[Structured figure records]
_ _ _ _ _ _ _
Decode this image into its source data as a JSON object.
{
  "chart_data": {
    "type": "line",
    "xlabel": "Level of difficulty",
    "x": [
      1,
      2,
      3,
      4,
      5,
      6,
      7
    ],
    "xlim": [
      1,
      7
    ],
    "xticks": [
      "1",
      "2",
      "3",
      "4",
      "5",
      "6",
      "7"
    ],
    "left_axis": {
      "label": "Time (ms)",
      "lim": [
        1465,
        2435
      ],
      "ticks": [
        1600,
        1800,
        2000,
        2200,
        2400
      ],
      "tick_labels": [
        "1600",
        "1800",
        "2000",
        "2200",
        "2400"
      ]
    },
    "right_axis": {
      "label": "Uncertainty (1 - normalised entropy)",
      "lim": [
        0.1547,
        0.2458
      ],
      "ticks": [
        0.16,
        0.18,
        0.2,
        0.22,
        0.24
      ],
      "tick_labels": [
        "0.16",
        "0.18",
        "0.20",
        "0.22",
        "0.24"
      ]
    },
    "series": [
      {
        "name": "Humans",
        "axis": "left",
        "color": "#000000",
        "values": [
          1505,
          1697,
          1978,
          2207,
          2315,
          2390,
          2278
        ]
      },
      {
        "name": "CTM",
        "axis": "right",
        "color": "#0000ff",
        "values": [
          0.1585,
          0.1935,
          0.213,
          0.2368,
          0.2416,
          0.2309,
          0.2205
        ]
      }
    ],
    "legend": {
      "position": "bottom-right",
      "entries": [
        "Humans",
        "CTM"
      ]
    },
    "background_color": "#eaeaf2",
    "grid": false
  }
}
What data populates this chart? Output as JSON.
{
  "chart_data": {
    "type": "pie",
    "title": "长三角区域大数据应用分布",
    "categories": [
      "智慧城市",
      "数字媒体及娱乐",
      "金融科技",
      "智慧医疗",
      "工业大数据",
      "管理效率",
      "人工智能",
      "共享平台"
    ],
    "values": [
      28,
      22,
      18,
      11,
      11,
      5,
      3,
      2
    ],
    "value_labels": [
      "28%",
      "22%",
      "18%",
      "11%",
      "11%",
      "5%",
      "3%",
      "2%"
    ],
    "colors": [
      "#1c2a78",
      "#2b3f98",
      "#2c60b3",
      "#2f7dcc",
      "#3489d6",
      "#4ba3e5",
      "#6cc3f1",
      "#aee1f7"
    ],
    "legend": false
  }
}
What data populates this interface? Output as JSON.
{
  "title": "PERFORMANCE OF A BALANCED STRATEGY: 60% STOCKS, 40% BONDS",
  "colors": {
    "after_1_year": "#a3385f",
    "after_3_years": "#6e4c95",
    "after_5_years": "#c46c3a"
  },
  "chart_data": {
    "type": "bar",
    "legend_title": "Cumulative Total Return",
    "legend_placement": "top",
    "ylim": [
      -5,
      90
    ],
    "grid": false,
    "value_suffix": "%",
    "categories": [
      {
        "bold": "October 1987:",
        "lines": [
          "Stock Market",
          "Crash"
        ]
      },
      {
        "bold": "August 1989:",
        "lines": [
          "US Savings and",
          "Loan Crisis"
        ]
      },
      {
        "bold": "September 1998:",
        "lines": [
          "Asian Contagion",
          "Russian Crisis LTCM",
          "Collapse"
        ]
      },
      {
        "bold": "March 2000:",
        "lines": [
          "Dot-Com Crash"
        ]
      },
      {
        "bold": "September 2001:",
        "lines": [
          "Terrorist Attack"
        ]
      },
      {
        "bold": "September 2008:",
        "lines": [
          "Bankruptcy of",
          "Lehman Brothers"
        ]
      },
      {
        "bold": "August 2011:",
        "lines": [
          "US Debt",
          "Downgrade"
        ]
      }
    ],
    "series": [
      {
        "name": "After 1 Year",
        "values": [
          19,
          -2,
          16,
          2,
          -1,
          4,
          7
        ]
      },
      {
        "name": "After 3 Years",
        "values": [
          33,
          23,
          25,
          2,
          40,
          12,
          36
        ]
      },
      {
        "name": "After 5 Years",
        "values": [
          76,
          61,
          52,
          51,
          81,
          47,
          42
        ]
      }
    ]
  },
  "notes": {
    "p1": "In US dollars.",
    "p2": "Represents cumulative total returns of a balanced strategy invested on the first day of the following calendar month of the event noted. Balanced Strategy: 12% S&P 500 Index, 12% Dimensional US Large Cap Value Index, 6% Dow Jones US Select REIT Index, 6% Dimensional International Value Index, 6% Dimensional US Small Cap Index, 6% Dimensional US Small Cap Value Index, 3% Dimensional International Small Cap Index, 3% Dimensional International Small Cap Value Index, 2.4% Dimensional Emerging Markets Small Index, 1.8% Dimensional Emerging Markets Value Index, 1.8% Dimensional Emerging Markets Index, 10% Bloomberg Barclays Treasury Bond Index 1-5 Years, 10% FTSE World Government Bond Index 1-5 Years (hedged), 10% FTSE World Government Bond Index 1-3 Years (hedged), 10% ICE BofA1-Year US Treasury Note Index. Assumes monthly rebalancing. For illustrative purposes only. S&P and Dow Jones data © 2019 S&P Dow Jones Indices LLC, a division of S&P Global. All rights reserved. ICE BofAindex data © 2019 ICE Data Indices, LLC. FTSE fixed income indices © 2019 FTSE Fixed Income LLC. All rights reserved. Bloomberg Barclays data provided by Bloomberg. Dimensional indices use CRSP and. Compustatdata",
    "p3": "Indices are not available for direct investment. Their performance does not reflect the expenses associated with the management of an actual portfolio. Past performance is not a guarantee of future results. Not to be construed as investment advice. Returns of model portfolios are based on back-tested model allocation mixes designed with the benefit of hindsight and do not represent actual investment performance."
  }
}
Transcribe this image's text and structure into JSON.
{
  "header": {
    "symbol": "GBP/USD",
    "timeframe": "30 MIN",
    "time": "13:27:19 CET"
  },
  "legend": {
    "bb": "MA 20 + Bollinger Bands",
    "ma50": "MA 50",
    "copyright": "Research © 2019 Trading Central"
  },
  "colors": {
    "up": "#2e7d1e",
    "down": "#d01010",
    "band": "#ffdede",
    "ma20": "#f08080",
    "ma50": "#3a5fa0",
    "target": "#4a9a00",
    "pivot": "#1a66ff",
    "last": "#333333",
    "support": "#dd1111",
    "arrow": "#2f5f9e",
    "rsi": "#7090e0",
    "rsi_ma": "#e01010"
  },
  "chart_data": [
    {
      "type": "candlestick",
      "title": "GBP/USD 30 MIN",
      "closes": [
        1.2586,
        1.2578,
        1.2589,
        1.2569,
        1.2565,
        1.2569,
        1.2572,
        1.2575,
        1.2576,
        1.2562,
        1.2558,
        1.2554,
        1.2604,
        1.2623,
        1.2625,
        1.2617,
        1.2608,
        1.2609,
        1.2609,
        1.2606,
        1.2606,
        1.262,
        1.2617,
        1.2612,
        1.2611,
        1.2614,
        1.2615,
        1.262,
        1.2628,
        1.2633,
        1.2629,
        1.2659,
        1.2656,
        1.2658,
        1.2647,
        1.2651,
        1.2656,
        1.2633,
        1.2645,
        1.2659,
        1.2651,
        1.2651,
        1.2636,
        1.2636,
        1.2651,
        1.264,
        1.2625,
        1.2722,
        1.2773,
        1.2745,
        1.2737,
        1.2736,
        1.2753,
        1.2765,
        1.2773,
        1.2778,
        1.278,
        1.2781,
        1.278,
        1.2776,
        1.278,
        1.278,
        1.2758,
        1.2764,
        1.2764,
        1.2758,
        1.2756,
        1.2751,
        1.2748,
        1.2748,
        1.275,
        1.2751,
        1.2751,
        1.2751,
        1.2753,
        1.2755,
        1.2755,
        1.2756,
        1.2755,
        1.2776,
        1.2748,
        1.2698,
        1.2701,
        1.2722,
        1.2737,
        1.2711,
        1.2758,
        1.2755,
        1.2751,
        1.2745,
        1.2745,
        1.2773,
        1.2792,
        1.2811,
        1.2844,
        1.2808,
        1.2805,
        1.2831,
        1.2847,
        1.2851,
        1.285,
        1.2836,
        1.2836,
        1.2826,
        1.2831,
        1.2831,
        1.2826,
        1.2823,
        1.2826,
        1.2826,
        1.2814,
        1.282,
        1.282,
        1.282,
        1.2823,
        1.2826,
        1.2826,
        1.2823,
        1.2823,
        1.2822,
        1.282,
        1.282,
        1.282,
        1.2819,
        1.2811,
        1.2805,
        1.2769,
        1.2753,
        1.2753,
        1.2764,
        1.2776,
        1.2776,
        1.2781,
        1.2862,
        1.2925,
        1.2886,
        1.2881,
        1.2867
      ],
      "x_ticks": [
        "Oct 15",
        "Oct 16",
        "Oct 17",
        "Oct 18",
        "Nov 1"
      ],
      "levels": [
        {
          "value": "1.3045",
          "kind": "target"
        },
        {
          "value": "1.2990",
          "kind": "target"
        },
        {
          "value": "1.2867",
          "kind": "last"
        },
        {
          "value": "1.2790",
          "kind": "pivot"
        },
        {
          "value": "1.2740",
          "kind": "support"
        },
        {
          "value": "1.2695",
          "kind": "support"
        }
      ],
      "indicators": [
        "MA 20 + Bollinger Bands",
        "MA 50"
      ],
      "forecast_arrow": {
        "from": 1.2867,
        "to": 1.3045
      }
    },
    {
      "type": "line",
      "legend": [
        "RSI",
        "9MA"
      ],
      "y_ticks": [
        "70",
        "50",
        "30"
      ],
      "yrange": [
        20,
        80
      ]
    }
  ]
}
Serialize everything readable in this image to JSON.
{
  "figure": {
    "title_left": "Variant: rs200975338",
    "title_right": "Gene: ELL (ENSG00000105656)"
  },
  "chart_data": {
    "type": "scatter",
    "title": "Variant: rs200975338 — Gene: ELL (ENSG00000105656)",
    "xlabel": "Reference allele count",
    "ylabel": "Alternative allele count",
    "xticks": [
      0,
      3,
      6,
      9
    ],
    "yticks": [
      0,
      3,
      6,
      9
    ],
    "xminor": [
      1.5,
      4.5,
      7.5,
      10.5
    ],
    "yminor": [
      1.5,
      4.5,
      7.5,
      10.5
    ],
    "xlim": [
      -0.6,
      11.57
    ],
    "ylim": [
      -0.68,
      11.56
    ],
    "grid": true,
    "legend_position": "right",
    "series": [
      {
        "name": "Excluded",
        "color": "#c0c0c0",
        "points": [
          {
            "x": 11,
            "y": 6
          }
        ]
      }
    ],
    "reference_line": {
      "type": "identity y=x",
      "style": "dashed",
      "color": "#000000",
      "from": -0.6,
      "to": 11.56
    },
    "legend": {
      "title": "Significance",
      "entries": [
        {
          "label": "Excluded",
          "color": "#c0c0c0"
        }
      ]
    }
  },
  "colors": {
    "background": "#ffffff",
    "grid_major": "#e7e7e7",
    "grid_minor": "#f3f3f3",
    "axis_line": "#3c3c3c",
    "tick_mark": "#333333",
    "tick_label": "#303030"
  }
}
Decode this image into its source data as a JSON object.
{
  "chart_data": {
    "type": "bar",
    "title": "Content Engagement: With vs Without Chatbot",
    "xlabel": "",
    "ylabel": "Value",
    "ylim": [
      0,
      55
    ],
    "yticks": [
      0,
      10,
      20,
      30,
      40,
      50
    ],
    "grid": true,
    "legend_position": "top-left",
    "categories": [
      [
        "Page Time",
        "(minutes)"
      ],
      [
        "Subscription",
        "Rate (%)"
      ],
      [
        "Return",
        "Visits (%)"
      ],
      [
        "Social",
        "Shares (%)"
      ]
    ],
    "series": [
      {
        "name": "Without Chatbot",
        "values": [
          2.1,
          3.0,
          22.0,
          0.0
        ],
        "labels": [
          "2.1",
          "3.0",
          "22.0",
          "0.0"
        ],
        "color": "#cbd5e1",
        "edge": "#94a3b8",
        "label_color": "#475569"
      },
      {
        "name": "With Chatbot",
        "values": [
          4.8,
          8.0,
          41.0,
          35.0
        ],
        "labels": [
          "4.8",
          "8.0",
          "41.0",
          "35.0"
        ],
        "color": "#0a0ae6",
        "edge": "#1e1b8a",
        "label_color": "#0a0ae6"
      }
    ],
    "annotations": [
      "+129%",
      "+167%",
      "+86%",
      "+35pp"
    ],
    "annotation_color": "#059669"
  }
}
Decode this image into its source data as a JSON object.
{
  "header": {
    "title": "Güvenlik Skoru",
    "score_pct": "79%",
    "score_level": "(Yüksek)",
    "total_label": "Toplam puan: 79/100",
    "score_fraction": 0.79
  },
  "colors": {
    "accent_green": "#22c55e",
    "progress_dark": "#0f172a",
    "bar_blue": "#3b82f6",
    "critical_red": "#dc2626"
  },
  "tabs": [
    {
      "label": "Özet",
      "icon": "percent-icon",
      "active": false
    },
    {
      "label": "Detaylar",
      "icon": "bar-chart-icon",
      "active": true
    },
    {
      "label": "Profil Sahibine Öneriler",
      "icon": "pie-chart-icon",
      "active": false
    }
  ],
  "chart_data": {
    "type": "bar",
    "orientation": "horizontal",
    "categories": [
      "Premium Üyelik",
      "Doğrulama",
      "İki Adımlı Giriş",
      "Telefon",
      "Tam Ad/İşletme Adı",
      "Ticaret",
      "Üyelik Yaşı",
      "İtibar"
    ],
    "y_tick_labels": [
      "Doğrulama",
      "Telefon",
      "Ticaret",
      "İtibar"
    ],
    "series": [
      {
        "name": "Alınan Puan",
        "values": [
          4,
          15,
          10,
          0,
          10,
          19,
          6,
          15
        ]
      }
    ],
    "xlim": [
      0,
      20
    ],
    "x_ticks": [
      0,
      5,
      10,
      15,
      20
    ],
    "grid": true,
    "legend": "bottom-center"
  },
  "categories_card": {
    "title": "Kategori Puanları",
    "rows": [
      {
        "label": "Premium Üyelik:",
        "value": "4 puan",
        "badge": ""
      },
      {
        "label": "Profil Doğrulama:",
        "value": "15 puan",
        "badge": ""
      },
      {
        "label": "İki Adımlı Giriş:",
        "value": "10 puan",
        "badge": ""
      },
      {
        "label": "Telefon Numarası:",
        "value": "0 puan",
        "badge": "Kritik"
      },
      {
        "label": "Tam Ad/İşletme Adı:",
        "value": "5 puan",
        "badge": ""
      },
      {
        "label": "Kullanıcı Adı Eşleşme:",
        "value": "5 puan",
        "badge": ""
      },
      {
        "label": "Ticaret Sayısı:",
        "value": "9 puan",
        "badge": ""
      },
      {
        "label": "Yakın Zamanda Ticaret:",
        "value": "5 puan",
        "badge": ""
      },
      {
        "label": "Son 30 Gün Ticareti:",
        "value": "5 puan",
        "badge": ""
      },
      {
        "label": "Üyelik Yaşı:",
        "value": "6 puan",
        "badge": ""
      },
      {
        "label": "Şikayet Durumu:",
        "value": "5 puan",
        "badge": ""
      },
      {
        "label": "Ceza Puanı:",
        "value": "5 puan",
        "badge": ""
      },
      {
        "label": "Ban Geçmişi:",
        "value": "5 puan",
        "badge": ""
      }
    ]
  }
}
_ _ _ _ _ _ _
→ WORK TO DO
Reproduce each line holding the word "bold".

→ RESPONSE
        "bold": "October 1987:",
        "bold": "August 1989:",
        "bold": "September 1998:",
        "bold": "March 2000:",
        "bold": "September 2001:",
        "bold": "September 2008:",
        "bold": "August 2011:",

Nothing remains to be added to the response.